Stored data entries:
-=-=-
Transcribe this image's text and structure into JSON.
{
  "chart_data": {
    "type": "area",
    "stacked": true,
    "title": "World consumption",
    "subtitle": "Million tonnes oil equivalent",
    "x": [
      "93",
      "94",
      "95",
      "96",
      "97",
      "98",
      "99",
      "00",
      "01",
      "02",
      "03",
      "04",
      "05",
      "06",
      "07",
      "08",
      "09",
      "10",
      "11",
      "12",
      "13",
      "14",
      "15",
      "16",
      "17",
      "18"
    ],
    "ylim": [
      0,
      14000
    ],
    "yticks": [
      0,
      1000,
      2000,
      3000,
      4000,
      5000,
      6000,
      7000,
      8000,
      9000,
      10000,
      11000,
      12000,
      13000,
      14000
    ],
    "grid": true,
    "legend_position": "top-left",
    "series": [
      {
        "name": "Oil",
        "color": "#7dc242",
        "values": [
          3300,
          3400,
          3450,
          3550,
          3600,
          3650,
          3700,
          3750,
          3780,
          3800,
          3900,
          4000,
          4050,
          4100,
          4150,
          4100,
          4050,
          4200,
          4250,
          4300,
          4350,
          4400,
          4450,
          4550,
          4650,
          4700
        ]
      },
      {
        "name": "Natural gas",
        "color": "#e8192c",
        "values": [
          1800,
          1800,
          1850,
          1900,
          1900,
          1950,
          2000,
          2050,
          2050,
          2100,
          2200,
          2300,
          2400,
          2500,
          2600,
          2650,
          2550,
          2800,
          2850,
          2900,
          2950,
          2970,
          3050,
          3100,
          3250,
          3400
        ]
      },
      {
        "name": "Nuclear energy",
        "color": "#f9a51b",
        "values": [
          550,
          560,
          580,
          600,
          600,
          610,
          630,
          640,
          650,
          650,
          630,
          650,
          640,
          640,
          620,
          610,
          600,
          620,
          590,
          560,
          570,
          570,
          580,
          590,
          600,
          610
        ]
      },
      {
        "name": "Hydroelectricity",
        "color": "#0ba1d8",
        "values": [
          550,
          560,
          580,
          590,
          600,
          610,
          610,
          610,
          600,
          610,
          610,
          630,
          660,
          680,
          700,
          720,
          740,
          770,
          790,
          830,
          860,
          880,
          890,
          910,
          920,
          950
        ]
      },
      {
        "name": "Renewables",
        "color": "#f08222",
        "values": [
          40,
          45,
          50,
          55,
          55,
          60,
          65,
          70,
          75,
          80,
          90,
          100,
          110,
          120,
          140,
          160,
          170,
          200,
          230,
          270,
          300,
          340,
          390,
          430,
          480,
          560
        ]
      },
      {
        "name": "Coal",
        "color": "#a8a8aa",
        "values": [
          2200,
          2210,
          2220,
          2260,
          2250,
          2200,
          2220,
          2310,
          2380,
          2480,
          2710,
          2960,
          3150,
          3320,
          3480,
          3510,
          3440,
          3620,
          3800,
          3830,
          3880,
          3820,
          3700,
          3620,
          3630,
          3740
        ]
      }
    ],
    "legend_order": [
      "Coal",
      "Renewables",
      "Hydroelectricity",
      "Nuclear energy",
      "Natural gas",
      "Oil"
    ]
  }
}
-=-=-
Objective: Reproduce the records above exactly as they appear.

The solution:
Transcribe this image's text and structure into JSON.
{
  "chart_data": {
    "type": "area",
    "stacked": true,
    "title": "World consumption",
    "subtitle": "Million tonnes oil equivalent",
    "x": [
      "93",
      "94",
      "95",
      "96",
      "97",
      "98",
      "99",
      "00",
      "01",
      "02",
      "03",
      "04",
      "05",
      "06",
      "07",
      "08",
      "09",
      "10",
      "11",
      "12",
      "13",
      "14",
      "15",
      "16",
      "17",
      "18"
    ],
    "ylim": [
      0,
      14000
    ],
    "yticks": [
      0,
      1000,
      2000,
      3000,
      4000,
      5000,
      6000,
      7000,
      8000,
      9000,
      10000,
      11000,
      12000,
      13000,
      14000
    ],
    "grid": true,
    "legend_position": "top-left",
    "series": [
      {
        "name": "Oil",
        "color": "#7dc242",
        "values": [
          3300,
          3400,
          3450,
          3550,
          3600,
          3650,
          3700,
          3750,
          3780,
          3800,
          3900,
          4000,
          4050,
          4100,
          4150,
          4100,
          4050,
          4200,
          4250,
          4300,
          4350,
          4400,
          4450,
          4550,
          4650,
          4700
        ]
      },
      {
        "name": "Natural gas",
        "color": "#e8192c",
        "values": [
          1800,
          1800,
          1850,
          1900,
          1900,
          1950,
          2000,
          2050,
          2050,
          2100,
          2200,
          2300,
          2400,
          2500,
          2600,
          2650,
          2550,
          2800,
          2850,
          2900,
          2950,
          2970,
          3050,
          3100,
          3250,
          3400
        ]
      },
      {
        "name": "Nuclear energy",
        "color": "#f9a51b",
        "values": [
          550,
          560,
          580,
          600,
          600,
          610,
          630,
          640,
          650,
          650,
          630,
          650,
          640,
          640,
          620,
          610,
          600,
          620,
          590,
          560,
          570,
          570,
          580,
          590,
          600,
          610
        ]
      },
      {
        "name": "Hydroelectricity",
        "color": "#0ba1d8",
        "values": [
          550,
          560,
          580,
          590,
          600,
          610,
          610,
          610,
          600,
          610,
          610,
          630,
          660,
          680,
          700,
          720,
          740,
          770,
          790,
          830,
          860,
          880,
          890,
          910,
          920,
          950
        ]
      },
      {
        "name": "Renewables",
        "color": "#f08222",
        "values": [
          40,
          45,
          50,
          55,
          55,
          60,
          65,
          70,
          75,
          80,
          90,
          100,
          110,
          120,
          140,
          160,
          170,
          200,
          230,
          270,
          300,
          340,
          390,
          430,
          480,
          560
        ]
      },
      {
        "name": "Coal",
        "color": "#a8a8aa",
        "values": [
          2200,
          2210,
          2220,
          2260,
          2250,
          2200,
          2220,
          2310,
          2380,
          2480,
          2710,
          2960,
          3150,
          3320,
          3480,
          3510,
          3440,
          3620,
          3800,
          3830,
          3880,
          3820,
          3700,
          3620,
          3630,
          3740
        ]
      }
    ],
    "legend_order": [
      "Coal",
      "Renewables",
      "Hydroelectricity",
      "Nuclear energy",
      "Natural gas",
      "Oil"
    ]
  }
}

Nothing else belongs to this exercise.